DIRECTIONS FOR THIS TASK>
Lines with the word "every" in them are the ones to copy from the records.

----------

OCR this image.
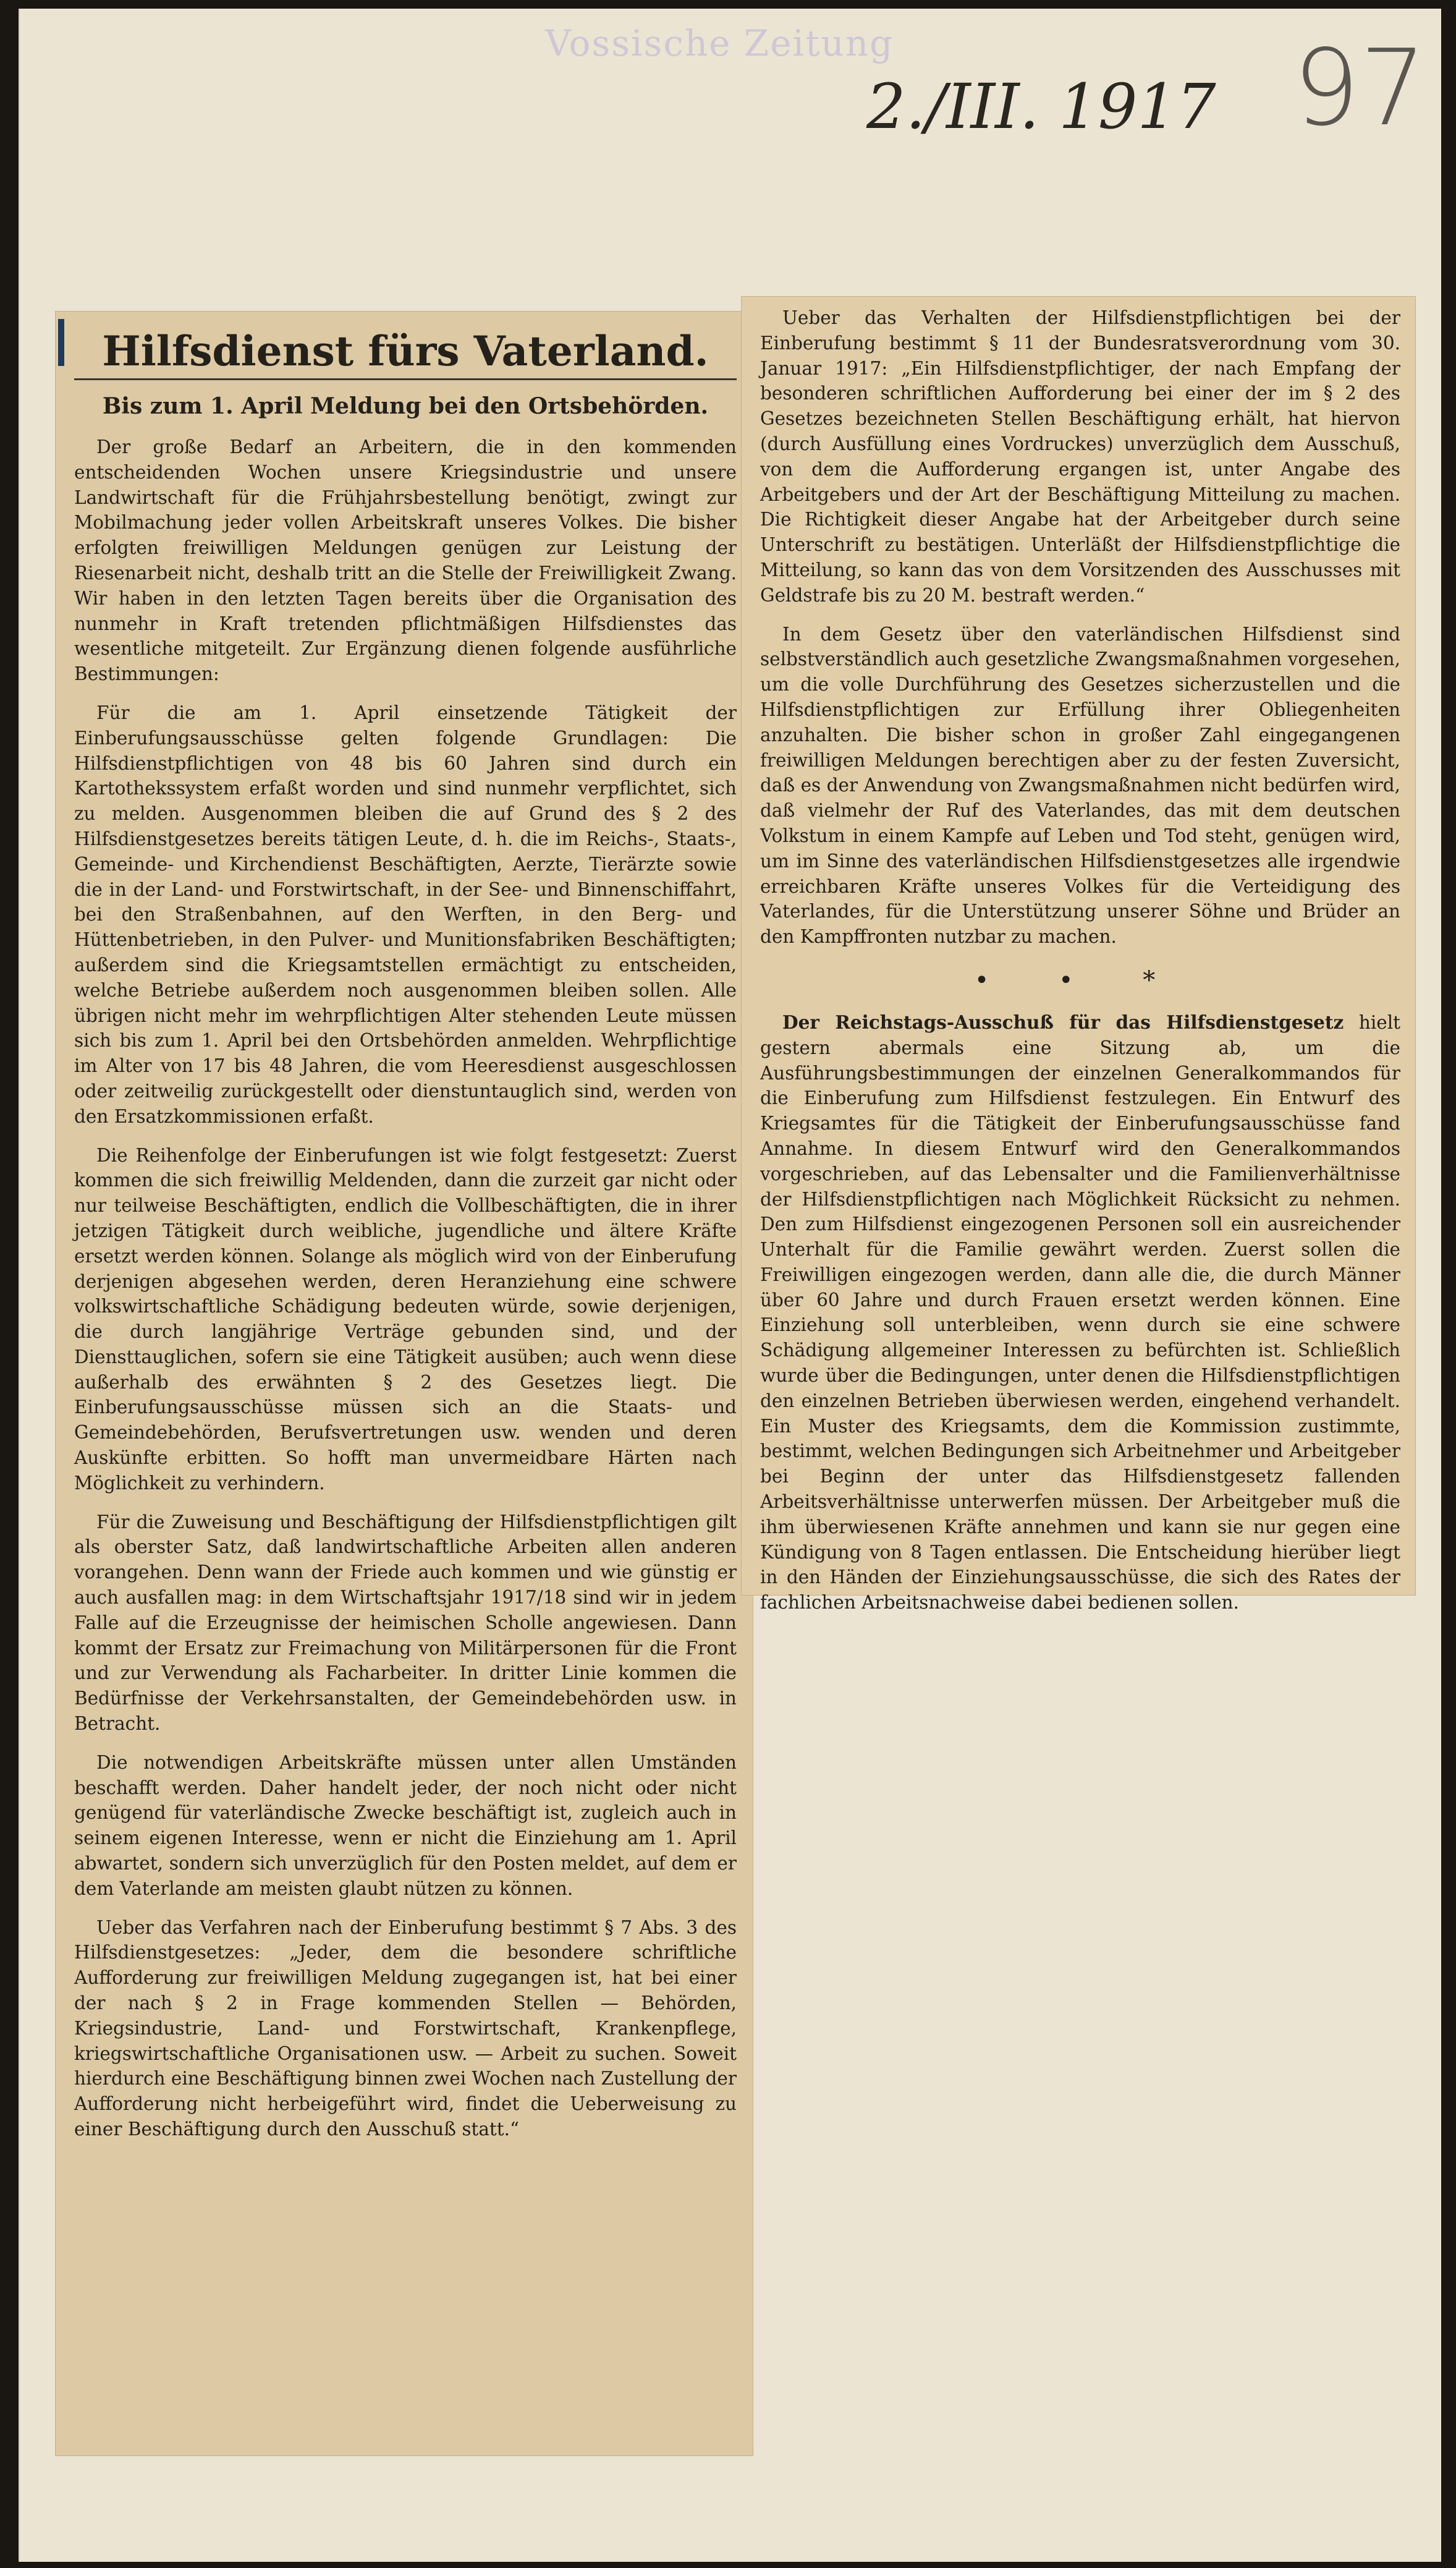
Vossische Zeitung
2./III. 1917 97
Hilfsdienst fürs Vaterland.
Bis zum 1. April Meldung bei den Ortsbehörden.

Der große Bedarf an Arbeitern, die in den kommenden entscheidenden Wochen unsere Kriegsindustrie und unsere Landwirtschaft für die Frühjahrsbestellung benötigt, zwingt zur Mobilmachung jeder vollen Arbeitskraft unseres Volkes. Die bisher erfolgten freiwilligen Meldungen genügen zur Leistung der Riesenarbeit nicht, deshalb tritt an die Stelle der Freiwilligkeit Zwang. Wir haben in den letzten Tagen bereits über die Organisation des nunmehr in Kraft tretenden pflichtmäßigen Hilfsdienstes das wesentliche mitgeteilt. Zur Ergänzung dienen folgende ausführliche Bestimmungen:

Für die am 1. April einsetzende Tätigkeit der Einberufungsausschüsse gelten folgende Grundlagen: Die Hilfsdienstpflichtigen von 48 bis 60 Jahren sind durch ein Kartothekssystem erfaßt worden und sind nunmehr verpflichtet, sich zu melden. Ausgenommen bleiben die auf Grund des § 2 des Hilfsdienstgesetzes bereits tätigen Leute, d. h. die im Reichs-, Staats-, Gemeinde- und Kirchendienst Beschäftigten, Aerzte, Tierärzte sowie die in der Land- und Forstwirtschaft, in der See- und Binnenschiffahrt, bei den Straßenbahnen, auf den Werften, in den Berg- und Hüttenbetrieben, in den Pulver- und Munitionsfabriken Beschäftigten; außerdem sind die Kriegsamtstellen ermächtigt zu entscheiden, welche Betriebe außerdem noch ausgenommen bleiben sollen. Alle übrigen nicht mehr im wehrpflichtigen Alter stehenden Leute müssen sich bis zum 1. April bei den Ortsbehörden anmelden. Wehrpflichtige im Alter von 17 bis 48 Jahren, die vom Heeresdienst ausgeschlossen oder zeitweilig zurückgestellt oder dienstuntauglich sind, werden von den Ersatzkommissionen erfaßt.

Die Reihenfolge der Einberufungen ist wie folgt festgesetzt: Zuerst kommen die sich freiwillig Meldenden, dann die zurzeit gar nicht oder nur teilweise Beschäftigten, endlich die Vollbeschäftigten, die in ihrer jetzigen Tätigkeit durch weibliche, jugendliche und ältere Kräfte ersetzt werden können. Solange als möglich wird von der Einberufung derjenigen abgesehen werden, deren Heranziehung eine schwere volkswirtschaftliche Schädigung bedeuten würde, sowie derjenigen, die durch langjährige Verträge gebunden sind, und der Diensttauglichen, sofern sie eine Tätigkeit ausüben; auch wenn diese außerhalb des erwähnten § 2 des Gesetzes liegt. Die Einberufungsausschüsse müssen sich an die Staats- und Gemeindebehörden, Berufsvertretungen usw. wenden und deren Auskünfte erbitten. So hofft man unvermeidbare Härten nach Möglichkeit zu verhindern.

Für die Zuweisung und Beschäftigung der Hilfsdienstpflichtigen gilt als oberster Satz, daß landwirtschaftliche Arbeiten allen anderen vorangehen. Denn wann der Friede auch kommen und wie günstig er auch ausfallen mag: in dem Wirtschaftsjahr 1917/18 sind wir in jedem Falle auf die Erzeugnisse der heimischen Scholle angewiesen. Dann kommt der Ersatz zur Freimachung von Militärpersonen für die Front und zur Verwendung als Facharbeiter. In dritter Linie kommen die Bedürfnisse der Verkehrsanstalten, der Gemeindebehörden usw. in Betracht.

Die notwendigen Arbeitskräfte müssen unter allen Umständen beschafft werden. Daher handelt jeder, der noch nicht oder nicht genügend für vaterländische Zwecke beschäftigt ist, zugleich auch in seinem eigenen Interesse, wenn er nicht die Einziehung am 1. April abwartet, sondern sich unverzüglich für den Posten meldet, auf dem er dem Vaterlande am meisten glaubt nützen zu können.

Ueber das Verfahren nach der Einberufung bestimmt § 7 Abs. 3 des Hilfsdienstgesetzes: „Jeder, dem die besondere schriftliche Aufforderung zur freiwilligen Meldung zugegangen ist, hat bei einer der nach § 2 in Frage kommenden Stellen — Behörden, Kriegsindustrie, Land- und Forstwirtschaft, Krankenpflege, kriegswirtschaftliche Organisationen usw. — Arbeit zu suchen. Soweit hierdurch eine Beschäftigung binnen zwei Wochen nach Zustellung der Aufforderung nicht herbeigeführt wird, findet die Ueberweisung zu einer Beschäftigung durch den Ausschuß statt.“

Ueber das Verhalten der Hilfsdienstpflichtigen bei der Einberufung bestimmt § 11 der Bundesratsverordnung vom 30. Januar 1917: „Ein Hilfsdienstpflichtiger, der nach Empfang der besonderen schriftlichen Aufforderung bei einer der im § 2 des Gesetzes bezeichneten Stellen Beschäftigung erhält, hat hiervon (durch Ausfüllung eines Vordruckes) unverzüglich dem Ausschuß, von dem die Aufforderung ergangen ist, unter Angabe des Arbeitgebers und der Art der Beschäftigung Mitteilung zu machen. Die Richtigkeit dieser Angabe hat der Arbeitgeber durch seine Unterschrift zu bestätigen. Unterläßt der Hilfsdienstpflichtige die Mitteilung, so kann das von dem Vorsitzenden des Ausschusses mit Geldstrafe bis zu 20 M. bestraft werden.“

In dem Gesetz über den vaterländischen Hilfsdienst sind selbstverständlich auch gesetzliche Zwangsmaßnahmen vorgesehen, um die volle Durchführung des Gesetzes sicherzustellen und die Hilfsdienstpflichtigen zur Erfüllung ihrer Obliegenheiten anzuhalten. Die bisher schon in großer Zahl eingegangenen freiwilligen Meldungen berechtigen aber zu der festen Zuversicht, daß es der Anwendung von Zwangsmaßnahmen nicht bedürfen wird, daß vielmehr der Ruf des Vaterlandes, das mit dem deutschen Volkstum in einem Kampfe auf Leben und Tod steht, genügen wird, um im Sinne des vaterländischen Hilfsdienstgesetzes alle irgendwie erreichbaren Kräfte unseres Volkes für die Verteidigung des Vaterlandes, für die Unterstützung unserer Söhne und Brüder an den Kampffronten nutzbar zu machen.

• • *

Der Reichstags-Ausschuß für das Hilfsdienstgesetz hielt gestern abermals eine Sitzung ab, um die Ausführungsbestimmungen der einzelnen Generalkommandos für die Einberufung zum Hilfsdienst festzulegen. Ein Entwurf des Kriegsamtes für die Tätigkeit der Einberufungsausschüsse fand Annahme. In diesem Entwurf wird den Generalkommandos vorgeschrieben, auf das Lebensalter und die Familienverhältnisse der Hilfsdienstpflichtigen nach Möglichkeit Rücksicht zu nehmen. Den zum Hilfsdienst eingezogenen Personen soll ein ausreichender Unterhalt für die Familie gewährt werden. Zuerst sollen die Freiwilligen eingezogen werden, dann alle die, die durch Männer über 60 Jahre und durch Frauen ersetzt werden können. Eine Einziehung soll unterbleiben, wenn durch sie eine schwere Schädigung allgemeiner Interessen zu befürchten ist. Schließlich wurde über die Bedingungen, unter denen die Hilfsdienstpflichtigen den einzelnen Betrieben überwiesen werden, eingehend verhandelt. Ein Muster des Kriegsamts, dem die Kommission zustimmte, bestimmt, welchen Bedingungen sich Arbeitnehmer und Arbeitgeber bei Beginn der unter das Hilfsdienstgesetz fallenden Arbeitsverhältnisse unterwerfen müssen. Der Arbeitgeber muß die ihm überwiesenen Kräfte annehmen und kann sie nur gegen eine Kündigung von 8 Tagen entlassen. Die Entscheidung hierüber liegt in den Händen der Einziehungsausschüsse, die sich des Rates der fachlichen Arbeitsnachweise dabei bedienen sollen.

----------

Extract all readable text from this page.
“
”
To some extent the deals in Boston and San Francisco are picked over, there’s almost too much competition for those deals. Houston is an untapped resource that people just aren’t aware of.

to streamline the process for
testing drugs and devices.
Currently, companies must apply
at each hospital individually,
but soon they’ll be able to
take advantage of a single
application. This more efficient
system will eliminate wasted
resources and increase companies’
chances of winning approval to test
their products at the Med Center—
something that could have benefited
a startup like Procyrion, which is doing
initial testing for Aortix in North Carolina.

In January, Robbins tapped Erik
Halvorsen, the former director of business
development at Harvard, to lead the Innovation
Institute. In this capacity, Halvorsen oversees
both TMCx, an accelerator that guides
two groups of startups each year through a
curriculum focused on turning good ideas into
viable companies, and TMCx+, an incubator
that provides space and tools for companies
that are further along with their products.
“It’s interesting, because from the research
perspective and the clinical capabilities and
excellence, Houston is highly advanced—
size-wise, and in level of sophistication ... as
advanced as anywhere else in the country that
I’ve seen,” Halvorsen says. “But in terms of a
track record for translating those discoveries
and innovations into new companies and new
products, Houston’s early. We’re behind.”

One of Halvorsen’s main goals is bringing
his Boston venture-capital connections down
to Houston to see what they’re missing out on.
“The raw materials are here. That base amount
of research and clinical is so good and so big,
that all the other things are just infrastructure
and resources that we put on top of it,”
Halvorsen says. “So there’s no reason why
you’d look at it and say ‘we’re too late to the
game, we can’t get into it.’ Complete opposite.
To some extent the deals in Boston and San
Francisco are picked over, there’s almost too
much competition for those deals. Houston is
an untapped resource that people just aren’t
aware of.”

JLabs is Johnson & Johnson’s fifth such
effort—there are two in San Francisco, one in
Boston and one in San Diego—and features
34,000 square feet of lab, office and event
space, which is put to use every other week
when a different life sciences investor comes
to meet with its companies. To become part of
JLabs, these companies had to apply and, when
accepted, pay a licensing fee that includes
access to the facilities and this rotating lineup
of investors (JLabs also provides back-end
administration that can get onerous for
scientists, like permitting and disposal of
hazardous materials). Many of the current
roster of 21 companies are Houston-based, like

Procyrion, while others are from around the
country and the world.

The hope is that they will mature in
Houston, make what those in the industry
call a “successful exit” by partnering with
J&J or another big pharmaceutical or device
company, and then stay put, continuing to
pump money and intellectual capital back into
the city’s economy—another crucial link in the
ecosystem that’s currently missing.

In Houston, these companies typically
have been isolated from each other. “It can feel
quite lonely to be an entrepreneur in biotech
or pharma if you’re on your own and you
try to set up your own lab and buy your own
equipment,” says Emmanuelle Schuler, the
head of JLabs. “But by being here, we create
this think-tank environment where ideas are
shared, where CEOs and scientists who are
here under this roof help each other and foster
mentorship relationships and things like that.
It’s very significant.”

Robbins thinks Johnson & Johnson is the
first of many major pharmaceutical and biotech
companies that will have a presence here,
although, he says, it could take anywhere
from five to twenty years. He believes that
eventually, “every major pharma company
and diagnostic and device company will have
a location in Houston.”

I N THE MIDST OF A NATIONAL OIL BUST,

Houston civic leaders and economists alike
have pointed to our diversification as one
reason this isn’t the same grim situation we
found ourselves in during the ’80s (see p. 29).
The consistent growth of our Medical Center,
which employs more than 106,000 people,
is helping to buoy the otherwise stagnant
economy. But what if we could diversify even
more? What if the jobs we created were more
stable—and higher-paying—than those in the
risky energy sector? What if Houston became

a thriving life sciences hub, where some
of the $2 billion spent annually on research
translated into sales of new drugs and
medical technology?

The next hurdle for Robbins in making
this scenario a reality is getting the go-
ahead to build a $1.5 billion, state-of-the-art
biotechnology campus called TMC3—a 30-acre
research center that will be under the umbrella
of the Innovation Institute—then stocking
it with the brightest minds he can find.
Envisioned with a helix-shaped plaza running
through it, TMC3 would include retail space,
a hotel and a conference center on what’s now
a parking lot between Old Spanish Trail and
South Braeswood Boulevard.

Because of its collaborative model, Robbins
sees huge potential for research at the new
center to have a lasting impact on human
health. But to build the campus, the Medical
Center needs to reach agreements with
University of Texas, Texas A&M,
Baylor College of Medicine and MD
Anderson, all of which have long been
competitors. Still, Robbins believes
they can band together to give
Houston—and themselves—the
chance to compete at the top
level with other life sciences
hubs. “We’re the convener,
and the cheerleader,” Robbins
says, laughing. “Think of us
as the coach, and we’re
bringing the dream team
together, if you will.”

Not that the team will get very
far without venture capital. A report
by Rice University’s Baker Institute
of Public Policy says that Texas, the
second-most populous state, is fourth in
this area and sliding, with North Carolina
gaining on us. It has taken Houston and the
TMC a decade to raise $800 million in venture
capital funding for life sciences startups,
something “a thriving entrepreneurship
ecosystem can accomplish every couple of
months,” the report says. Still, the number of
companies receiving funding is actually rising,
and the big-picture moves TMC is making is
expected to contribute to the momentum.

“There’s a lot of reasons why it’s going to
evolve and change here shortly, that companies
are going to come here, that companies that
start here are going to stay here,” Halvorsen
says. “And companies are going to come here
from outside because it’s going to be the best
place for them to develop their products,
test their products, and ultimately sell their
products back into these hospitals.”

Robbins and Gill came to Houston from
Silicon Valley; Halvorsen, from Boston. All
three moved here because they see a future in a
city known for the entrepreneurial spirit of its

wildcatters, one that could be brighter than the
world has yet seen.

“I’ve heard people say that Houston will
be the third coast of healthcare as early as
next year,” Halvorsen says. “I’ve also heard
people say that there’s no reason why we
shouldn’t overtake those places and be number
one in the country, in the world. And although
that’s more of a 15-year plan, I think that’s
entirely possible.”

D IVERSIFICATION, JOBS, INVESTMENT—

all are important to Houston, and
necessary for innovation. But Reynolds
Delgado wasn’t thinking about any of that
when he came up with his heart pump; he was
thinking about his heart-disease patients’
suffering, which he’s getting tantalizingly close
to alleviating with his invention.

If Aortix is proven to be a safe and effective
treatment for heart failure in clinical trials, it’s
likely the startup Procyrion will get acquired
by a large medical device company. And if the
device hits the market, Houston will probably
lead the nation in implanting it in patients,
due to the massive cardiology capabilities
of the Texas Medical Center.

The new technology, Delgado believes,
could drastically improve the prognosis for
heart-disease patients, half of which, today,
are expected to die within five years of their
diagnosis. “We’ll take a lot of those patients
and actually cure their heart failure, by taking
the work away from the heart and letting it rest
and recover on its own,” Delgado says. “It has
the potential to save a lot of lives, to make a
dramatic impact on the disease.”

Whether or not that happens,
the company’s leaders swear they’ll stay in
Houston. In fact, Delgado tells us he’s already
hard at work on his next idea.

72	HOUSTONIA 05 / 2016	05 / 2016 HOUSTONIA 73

----------

SOLUTION TO THIS TASK>
space, which is put to use every other week
eventually, “every major pharma company
ecosystem can accomplish every couple of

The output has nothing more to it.